Exercise description
Gather every line from the entries below that includes "selected".

Record extracts

# # #

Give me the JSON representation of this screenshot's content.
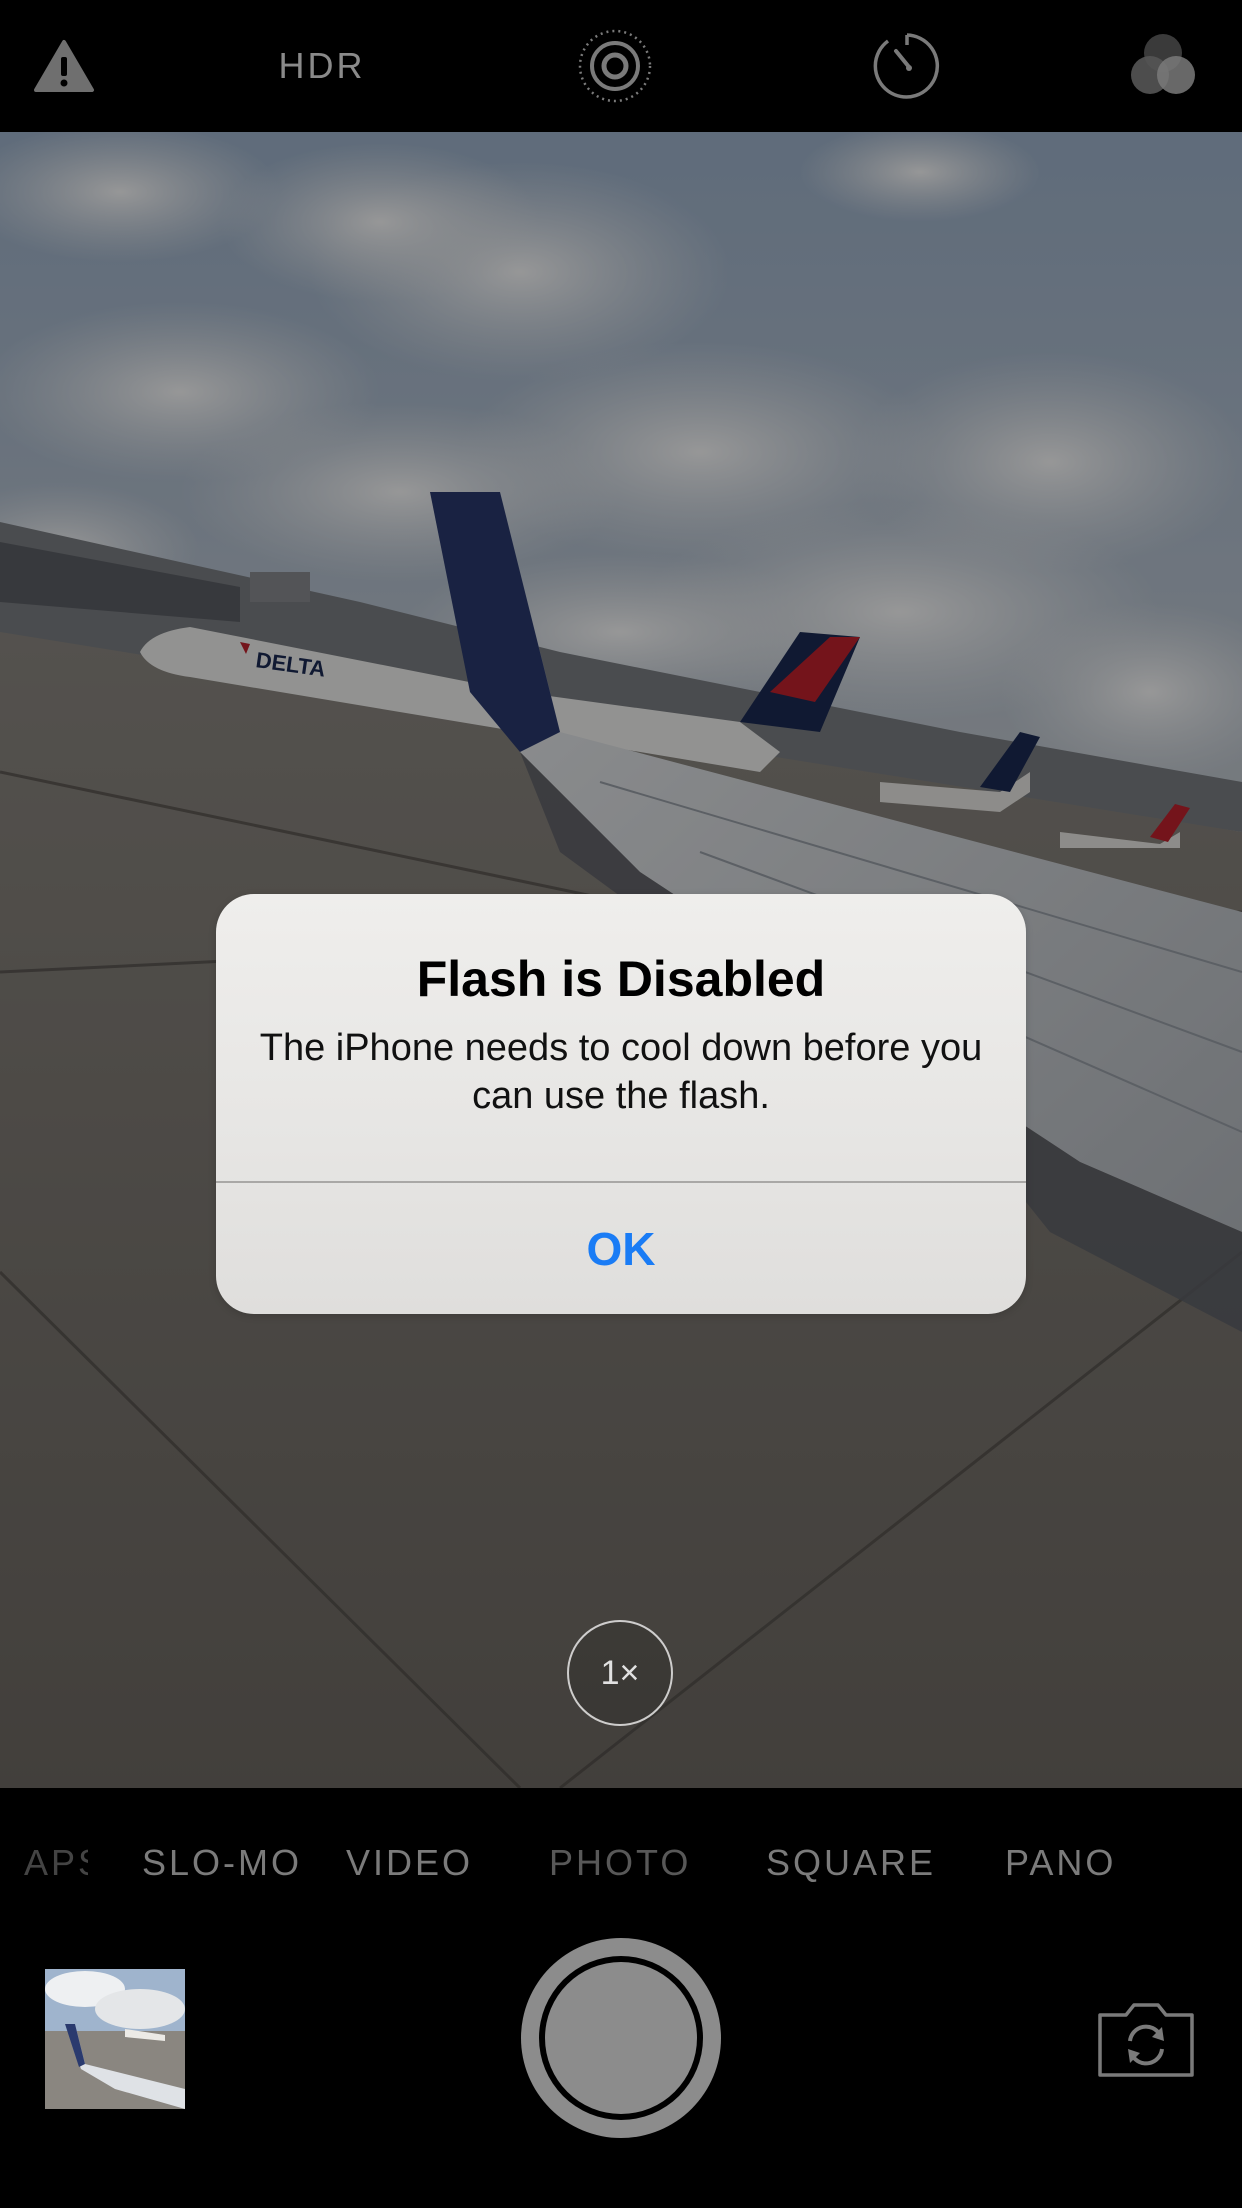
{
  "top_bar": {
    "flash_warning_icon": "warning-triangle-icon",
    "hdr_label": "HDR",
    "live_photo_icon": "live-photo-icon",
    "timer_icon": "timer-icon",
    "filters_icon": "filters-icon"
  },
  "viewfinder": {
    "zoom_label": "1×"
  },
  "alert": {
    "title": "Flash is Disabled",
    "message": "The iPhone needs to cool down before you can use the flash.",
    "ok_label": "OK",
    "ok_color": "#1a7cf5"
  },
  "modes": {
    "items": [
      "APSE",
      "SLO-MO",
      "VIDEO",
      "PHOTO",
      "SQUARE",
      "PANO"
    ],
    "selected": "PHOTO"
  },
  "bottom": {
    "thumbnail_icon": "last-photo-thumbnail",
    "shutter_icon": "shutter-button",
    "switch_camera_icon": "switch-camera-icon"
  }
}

# # #

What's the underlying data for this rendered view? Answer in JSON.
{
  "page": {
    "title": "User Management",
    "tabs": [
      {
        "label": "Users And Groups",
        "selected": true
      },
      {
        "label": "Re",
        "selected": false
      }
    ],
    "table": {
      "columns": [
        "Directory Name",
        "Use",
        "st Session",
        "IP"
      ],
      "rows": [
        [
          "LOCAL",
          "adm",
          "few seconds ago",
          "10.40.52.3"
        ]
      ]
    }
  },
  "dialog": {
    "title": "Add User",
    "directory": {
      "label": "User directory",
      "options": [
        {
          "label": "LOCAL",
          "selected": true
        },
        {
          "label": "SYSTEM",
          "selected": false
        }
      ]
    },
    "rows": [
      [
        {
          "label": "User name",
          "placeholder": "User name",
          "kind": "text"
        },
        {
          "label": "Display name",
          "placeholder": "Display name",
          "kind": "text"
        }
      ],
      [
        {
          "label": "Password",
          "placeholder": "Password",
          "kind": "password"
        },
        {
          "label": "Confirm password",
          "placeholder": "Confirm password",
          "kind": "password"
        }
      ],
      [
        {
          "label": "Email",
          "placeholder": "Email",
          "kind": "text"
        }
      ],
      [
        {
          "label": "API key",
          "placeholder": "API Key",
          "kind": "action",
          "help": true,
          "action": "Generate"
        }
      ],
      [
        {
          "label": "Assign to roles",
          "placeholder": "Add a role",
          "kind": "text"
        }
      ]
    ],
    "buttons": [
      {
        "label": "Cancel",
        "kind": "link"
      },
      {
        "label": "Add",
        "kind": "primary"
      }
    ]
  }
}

# # #

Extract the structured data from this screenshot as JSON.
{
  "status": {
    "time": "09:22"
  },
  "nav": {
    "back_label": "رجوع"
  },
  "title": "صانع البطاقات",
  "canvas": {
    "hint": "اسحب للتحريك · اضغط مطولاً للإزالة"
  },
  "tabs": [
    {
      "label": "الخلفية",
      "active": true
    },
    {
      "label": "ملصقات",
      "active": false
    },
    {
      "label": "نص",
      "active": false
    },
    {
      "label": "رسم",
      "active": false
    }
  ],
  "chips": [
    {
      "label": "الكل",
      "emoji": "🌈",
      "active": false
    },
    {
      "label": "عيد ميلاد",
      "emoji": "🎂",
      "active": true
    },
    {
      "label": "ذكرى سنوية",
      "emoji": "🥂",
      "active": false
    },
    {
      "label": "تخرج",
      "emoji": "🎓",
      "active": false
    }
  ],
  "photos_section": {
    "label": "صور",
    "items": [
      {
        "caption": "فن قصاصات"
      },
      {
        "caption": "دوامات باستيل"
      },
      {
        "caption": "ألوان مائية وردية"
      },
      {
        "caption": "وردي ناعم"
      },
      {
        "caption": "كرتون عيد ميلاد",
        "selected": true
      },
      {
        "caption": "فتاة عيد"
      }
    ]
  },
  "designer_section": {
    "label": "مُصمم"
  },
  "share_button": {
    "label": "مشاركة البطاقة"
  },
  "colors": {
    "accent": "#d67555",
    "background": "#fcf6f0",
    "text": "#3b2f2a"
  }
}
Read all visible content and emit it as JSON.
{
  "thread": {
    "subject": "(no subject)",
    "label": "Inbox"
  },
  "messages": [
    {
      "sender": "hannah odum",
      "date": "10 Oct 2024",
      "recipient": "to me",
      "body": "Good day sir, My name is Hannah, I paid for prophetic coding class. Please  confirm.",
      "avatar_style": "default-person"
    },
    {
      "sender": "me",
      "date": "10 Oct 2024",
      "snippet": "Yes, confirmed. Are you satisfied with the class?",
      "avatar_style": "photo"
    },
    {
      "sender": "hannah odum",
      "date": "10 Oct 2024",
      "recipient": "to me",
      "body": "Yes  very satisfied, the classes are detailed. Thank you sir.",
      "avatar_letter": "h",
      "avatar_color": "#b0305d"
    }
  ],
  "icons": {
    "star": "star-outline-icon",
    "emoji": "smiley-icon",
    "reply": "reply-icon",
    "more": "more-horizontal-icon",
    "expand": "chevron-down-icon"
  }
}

# # #

Response to this task
    "selected": "PHOTO"
        "selected": true
        "selected": false
          "selected": true
          "selected": false
        "selected": true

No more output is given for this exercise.